** Start **
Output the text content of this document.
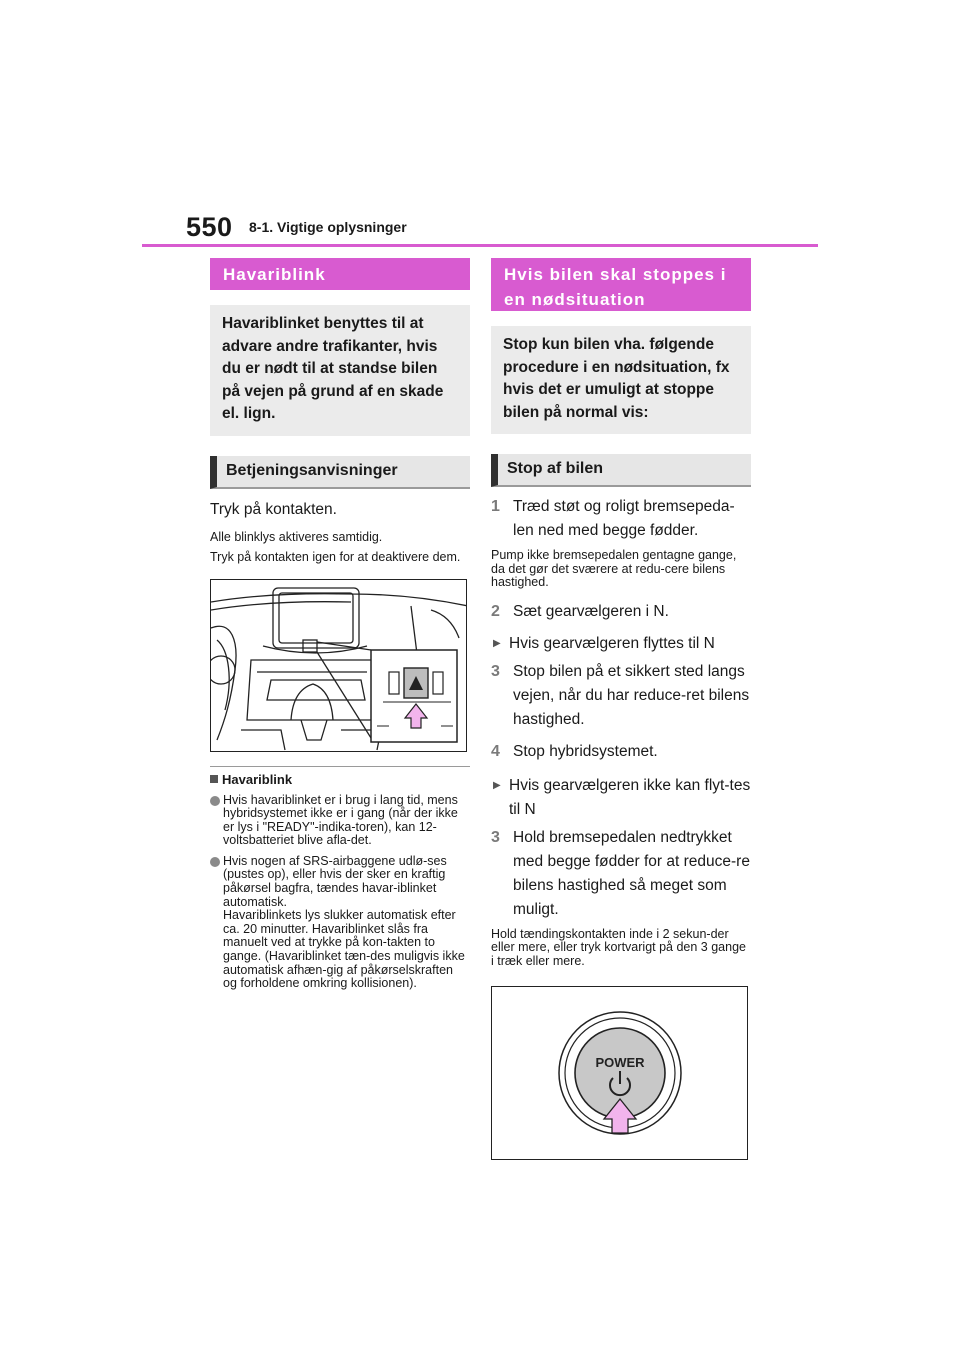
550 8-1. Vigtige oplysninger
Havariblink
Havariblinket benyttes til at advare andre trafikanter, hvis du er nødt til at standse bilen på vejen på grund af en skade el. lign.
Betjeningsanvisninger
Tryk på kontakten.
Alle blinklys aktiveres samtidig.
Tryk på kontakten igen for at deaktivere dem.
Havariblink
Hvis havariblinket er i brug i lang tid, mens hybridsystemet ikke er i gang (når der ikke er lys i "READY"-indika-toren), kan 12-voltsbatteriet blive afla-det.
Hvis nogen af SRS-airbaggene udlø-ses (pustes op), eller hvis der sker en kraftig påkørsel bagfra, tændes havar-iblinket automatisk.
Havariblinkets lys slukker automatisk efter ca. 20 minutter. Havariblinket slås fra manuelt ved at trykke på kon-takten to gange. (Havariblinket tæn-des muligvis ikke automatisk afhæn-gig af påkørselskraften og forholdene omkring kollisionen).
Hvis bilen skal stoppes i en nødsituation
Stop kun bilen vha. følgende procedure i en nødsituation, fx hvis det er umuligt at stoppe bilen på normal vis:
Stop af bilen
1 Træd støt og roligt bremsepeda-len ned med begge fødder.
Pump ikke bremsepedalen gentagne gange, da det gør det sværere at redu-cere bilens hastighed.
2 Sæt gearvælgeren i N.
▶ Hvis gearvælgeren flyttes til N
3 Stop bilen på et sikkert sted langs vejen, når du har reduce-ret bilens hastighed.
4 Stop hybridsystemet.
▶ Hvis gearvælgeren ikke kan flyt-tes til N
3 Hold bremsepedalen nedtrykket med begge fødder for at reduce-re bilens hastighed så meget som muligt.
Hold tændingskontakten inde i 2 sekun-der eller mere, eller tryk kortvarigt på den 3 gange i træk eller mere.
POWER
** End **
Task description | All entries must be written out again exactly as given, with no pictures in the copy.

Solution to this exercise |
Output the text content of this document.
550 8-1. Vigtige oplysninger
Havariblink
Havariblinket benyttes til at advare andre trafikanter, hvis du er nødt til at standse bilen på vejen på grund af en skade el. lign.
Betjeningsanvisninger
Tryk på kontakten.
Alle blinklys aktiveres samtidig.
Tryk på kontakten igen for at deaktivere dem.
Havariblink
Hvis havariblinket er i brug i lang tid, mens hybridsystemet ikke er i gang (når der ikke er lys i "READY"-indika-toren), kan 12-voltsbatteriet blive afla-det.
Hvis nogen af SRS-airbaggene udlø-ses (pustes op), eller hvis der sker en kraftig påkørsel bagfra, tændes havar-iblinket automatisk.
Havariblinkets lys slukker automatisk efter ca. 20 minutter. Havariblinket slås fra manuelt ved at trykke på kon-takten to gange. (Havariblinket tæn-des muligvis ikke automatisk afhæn-gig af påkørselskraften og forholdene omkring kollisionen).
Hvis bilen skal stoppes i en nødsituation
Stop kun bilen vha. følgende procedure i en nødsituation, fx hvis det er umuligt at stoppe bilen på normal vis:
Stop af bilen
1 Træd støt og roligt bremsepeda-len ned med begge fødder.
Pump ikke bremsepedalen gentagne gange, da det gør det sværere at redu-cere bilens hastighed.
2 Sæt gearvælgeren i N.
▶ Hvis gearvælgeren flyttes til N
3 Stop bilen på et sikkert sted langs vejen, når du har reduce-ret bilens hastighed.
4 Stop hybridsystemet.
▶ Hvis gearvælgeren ikke kan flyt-tes til N
3 Hold bremsepedalen nedtrykket med begge fødder for at reduce-re bilens hastighed så meget som muligt.
Hold tændingskontakten inde i 2 sekun-der eller mere, eller tryk kortvarigt på den 3 gange i træk eller mere.
POWER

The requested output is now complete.